(Excerpt from a dataset)
◇ ◇ ◇

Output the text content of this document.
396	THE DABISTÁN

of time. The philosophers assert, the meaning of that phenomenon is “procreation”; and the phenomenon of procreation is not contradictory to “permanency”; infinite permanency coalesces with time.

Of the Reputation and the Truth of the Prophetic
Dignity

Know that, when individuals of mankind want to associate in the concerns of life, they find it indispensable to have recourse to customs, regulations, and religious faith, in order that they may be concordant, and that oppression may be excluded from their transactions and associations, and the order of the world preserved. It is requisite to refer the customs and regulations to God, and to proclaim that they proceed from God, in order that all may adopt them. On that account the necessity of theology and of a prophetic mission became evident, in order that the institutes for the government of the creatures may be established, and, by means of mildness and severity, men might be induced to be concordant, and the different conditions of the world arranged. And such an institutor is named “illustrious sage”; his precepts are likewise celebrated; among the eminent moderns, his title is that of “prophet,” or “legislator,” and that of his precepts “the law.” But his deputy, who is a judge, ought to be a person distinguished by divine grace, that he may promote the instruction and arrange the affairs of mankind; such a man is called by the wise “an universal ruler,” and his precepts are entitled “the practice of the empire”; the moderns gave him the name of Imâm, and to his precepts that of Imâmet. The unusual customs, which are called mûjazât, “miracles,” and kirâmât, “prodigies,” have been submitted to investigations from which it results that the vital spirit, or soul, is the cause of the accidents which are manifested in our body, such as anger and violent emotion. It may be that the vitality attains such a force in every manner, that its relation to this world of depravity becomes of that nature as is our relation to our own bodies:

◇ ◇ ◇

The problem
Extract the full listing and reproduce each line exactly.

Result
Output the text content of this document.
396	THE DABISTÁN

of time. The philosophers assert, the meaning of that phenomenon is “procreation”; and the phenomenon of procreation is not contradictory to “permanency”; infinite permanency coalesces with time.

Of the Reputation and the Truth of the Prophetic
Dignity

Know that, when individuals of mankind want to associate in the concerns of life, they find it indispensable to have recourse to customs, regulations, and religious faith, in order that they may be concordant, and that oppression may be excluded from their transactions and associations, and the order of the world preserved. It is requisite to refer the customs and regulations to God, and to proclaim that they proceed from God, in order that all may adopt them. On that account the necessity of theology and of a prophetic mission became evident, in order that the institutes for the government of the creatures may be established, and, by means of mildness and severity, men might be induced to be concordant, and the different conditions of the world arranged. And such an institutor is named “illustrious sage”; his precepts are likewise celebrated; among the eminent moderns, his title is that of “prophet,” or “legislator,” and that of his precepts “the law.” But his deputy, who is a judge, ought to be a person distinguished by divine grace, that he may promote the instruction and arrange the affairs of mankind; such a man is called by the wise “an universal ruler,” and his precepts are entitled “the practice of the empire”; the moderns gave him the name of Imâm, and to his precepts that of Imâmet. The unusual customs, which are called mûjazât, “miracles,” and kirâmât, “prodigies,” have been submitted to investigations from which it results that the vital spirit, or soul, is the cause of the accidents which are manifested in our body, such as anger and violent emotion. It may be that the vitality attains such a force in every manner, that its relation to this world of depravity becomes of that nature as is our relation to our own bodies:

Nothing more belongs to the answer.